Task statement: Retype all of the data exactly as given.
===== Records provided
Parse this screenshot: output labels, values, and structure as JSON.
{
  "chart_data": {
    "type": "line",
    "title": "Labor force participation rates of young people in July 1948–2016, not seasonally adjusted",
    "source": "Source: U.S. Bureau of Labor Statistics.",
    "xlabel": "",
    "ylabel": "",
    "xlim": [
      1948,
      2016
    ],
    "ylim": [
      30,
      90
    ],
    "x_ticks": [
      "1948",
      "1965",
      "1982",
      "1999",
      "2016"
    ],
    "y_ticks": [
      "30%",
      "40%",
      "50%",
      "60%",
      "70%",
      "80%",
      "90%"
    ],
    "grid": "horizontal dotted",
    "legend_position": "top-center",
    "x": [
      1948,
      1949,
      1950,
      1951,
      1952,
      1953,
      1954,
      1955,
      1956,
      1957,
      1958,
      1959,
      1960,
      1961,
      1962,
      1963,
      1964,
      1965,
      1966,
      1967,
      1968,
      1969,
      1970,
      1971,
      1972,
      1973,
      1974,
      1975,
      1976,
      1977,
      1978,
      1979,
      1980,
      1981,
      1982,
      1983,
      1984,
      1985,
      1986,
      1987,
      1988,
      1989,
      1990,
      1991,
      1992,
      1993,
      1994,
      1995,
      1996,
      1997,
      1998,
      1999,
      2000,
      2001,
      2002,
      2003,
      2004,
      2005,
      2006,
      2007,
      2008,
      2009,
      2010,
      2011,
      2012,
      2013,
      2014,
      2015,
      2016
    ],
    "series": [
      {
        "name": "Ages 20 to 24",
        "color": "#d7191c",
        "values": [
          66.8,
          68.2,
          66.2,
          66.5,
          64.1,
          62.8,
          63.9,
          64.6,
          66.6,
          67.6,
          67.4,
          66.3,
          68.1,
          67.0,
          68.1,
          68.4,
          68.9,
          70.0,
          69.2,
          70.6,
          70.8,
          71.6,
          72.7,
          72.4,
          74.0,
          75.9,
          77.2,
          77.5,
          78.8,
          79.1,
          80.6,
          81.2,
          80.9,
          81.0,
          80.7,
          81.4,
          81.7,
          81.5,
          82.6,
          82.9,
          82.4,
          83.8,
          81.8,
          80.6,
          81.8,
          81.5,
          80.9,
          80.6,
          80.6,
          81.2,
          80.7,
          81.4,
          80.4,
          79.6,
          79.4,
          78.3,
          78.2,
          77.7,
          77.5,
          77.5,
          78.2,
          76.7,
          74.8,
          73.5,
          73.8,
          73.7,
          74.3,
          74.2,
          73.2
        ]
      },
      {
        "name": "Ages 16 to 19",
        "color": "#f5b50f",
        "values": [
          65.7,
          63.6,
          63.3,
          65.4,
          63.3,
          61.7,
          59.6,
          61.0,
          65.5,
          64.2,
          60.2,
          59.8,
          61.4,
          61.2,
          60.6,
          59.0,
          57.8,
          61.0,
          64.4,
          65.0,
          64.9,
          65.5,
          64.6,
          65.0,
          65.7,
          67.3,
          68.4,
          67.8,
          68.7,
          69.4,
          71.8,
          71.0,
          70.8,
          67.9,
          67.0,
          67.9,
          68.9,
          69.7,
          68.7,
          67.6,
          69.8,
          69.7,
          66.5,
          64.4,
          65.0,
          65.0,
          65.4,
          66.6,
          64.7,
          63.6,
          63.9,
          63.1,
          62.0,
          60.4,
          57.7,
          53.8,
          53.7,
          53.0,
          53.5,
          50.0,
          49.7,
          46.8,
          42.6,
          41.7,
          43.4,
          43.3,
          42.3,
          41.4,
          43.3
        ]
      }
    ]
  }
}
==========
Answer for the task:
Parse this screenshot: output labels, values, and structure as JSON.
{
  "chart_data": {
    "type": "line",
    "title": "Labor force participation rates of young people in July 1948–2016, not seasonally adjusted",
    "source": "Source: U.S. Bureau of Labor Statistics.",
    "xlabel": "",
    "ylabel": "",
    "xlim": [
      1948,
      2016
    ],
    "ylim": [
      30,
      90
    ],
    "x_ticks": [
      "1948",
      "1965",
      "1982",
      "1999",
      "2016"
    ],
    "y_ticks": [
      "30%",
      "40%",
      "50%",
      "60%",
      "70%",
      "80%",
      "90%"
    ],
    "grid": "horizontal dotted",
    "legend_position": "top-center",
    "x": [
      1948,
      1949,
      1950,
      1951,
      1952,
      1953,
      1954,
      1955,
      1956,
      1957,
      1958,
      1959,
      1960,
      1961,
      1962,
      1963,
      1964,
      1965,
      1966,
      1967,
      1968,
      1969,
      1970,
      1971,
      1972,
      1973,
      1974,
      1975,
      1976,
      1977,
      1978,
      1979,
      1980,
      1981,
      1982,
      1983,
      1984,
      1985,
      1986,
      1987,
      1988,
      1989,
      1990,
      1991,
      1992,
      1993,
      1994,
      1995,
      1996,
      1997,
      1998,
      1999,
      2000,
      2001,
      2002,
      2003,
      2004,
      2005,
      2006,
      2007,
      2008,
      2009,
      2010,
      2011,
      2012,
      2013,
      2014,
      2015,
      2016
    ],
    "series": [
      {
        "name": "Ages 20 to 24",
        "color": "#d7191c",
        "values": [
          66.8,
          68.2,
          66.2,
          66.5,
          64.1,
          62.8,
          63.9,
          64.6,
          66.6,
          67.6,
          67.4,
          66.3,
          68.1,
          67.0,
          68.1,
          68.4,
          68.9,
          70.0,
          69.2,
          70.6,
          70.8,
          71.6,
          72.7,
          72.4,
          74.0,
          75.9,
          77.2,
          77.5,
          78.8,
          79.1,
          80.6,
          81.2,
          80.9,
          81.0,
          80.7,
          81.4,
          81.7,
          81.5,
          82.6,
          82.9,
          82.4,
          83.8,
          81.8,
          80.6,
          81.8,
          81.5,
          80.9,
          80.6,
          80.6,
          81.2,
          80.7,
          81.4,
          80.4,
          79.6,
          79.4,
          78.3,
          78.2,
          77.7,
          77.5,
          77.5,
          78.2,
          76.7,
          74.8,
          73.5,
          73.8,
          73.7,
          74.3,
          74.2,
          73.2
        ]
      },
      {
        "name": "Ages 16 to 19",
        "color": "#f5b50f",
        "values": [
          65.7,
          63.6,
          63.3,
          65.4,
          63.3,
          61.7,
          59.6,
          61.0,
          65.5,
          64.2,
          60.2,
          59.8,
          61.4,
          61.2,
          60.6,
          59.0,
          57.8,
          61.0,
          64.4,
          65.0,
          64.9,
          65.5,
          64.6,
          65.0,
          65.7,
          67.3,
          68.4,
          67.8,
          68.7,
          69.4,
          71.8,
          71.0,
          70.8,
          67.9,
          67.0,
          67.9,
          68.9,
          69.7,
          68.7,
          67.6,
          69.8,
          69.7,
          66.5,
          64.4,
          65.0,
          65.0,
          65.4,
          66.6,
          64.7,
          63.6,
          63.9,
          63.1,
          62.0,
          60.4,
          57.7,
          53.8,
          53.7,
          53.0,
          53.5,
          50.0,
          49.7,
          46.8,
          42.6,
          41.7,
          43.4,
          43.3,
          42.3,
          41.4,
          43.3
        ]
      }
    ]
  }
}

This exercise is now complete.